##### Records supplied #####

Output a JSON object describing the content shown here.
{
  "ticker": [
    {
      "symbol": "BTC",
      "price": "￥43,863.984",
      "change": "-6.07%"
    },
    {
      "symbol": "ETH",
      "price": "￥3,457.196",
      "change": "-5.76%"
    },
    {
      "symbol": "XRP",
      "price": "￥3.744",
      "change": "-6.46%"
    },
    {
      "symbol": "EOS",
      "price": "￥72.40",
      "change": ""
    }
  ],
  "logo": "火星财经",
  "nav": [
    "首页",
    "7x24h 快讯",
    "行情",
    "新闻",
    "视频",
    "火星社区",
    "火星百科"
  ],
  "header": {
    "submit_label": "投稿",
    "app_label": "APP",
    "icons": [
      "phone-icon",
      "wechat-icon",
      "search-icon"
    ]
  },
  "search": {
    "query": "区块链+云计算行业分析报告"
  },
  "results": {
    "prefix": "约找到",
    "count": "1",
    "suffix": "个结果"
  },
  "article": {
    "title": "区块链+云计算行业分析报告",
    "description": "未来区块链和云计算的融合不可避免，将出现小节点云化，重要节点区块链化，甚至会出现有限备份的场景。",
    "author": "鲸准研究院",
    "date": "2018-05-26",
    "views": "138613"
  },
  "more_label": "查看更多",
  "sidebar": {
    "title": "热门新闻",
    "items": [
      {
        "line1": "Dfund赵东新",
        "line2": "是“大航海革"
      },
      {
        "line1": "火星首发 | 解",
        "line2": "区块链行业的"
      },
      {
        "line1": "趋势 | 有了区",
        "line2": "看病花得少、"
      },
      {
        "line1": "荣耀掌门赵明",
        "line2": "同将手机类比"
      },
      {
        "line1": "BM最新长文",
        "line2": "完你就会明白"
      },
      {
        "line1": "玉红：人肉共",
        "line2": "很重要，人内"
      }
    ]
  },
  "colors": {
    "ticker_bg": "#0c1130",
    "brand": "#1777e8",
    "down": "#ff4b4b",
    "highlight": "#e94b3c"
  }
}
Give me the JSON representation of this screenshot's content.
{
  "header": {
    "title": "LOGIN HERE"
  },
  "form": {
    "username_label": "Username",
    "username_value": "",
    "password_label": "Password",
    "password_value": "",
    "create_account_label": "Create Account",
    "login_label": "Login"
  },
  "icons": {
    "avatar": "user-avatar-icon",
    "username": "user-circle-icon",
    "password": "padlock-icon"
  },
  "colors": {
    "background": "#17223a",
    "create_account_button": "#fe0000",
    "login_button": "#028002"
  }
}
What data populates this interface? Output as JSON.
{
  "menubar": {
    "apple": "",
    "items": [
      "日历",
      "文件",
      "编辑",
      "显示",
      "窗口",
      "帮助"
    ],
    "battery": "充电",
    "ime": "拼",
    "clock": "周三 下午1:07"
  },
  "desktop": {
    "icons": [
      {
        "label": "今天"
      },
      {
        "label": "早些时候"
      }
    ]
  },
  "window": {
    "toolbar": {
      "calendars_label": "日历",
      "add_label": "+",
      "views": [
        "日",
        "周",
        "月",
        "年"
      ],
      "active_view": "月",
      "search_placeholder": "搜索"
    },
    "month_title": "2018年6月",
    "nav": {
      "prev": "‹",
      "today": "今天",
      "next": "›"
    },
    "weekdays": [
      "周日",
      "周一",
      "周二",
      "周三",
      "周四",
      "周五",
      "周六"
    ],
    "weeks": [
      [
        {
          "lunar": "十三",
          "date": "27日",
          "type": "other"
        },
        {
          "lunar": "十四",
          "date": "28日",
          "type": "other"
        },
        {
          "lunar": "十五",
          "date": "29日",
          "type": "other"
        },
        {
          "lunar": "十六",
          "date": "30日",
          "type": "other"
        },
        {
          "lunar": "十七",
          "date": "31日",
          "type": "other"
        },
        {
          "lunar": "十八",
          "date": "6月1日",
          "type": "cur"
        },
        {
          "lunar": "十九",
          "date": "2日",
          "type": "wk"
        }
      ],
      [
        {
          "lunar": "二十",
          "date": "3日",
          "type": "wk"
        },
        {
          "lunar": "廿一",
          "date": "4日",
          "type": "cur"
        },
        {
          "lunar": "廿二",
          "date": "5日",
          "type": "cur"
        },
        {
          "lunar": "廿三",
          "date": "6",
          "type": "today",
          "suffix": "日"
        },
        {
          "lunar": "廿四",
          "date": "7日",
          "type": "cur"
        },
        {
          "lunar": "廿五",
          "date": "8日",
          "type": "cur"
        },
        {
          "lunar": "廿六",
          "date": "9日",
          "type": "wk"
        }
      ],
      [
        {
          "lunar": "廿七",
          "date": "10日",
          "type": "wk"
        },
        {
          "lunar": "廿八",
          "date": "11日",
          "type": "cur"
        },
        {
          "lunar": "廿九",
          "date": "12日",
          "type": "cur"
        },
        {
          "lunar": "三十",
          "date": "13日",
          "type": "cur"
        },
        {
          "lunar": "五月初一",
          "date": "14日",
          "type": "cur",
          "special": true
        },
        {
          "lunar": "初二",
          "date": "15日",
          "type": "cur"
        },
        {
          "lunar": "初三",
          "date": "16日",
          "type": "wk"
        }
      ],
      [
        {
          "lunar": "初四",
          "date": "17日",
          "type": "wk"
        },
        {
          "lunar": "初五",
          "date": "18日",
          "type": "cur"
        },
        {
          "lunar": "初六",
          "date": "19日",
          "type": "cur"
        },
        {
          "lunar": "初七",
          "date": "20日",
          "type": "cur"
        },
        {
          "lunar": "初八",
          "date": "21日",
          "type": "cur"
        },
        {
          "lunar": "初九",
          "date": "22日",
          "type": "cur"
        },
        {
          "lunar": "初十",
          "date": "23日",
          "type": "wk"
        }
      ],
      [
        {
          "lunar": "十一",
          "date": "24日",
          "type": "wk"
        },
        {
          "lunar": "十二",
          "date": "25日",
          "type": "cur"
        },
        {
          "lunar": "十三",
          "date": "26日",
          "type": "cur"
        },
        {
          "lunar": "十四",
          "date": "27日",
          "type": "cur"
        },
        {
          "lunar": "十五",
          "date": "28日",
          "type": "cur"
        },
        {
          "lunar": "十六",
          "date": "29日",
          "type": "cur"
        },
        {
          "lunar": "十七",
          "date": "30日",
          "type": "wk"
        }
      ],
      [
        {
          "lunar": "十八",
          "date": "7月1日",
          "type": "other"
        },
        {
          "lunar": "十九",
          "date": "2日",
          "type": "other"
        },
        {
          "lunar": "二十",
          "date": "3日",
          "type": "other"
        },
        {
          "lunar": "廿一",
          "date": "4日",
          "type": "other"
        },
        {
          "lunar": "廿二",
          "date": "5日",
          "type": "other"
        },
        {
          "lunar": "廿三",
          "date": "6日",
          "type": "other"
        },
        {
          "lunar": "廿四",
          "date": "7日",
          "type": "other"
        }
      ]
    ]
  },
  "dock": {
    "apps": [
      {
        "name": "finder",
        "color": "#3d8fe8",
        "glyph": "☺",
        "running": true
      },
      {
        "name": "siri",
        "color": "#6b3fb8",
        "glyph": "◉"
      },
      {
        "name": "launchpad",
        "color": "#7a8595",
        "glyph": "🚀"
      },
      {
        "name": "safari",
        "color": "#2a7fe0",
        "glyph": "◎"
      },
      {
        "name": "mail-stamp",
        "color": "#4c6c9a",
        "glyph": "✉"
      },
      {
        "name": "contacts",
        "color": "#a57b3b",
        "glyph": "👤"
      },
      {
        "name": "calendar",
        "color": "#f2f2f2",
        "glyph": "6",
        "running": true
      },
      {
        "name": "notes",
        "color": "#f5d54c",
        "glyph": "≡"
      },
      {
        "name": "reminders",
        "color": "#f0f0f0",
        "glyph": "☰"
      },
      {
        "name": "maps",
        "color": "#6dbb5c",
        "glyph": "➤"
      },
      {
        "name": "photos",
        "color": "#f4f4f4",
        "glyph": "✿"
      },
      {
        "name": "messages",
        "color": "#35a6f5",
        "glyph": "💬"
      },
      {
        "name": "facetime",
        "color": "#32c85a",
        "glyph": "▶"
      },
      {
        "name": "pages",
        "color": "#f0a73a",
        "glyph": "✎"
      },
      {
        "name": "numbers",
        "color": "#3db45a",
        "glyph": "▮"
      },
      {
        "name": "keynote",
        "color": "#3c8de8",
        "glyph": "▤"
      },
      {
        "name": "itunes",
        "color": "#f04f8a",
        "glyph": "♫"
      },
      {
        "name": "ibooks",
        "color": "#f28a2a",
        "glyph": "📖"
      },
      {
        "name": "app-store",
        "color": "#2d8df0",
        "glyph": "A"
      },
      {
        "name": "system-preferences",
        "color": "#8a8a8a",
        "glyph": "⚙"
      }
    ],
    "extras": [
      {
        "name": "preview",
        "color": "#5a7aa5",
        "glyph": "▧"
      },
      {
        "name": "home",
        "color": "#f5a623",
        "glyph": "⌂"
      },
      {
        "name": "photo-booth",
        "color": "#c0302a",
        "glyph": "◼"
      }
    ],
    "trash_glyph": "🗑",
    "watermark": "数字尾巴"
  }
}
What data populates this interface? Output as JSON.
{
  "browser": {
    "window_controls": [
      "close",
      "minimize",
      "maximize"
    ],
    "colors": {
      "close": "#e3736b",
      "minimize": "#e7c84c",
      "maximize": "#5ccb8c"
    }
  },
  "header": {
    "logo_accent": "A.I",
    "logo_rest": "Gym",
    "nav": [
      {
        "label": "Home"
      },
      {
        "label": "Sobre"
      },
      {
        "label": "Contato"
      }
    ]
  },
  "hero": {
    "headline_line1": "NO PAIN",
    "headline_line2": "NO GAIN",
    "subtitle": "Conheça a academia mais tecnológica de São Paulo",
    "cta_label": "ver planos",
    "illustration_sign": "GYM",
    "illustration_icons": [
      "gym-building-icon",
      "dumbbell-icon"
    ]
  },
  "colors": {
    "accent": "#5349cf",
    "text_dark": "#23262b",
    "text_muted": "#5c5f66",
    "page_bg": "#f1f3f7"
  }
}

#####

■ **What to work on**
Sift the material for lines with the string "云计算行业分析报告". Copy each one found.

■ **Final result**
    "query": "区块链+云计算行业分析报告"
    "title": "区块链+云计算行业分析报告",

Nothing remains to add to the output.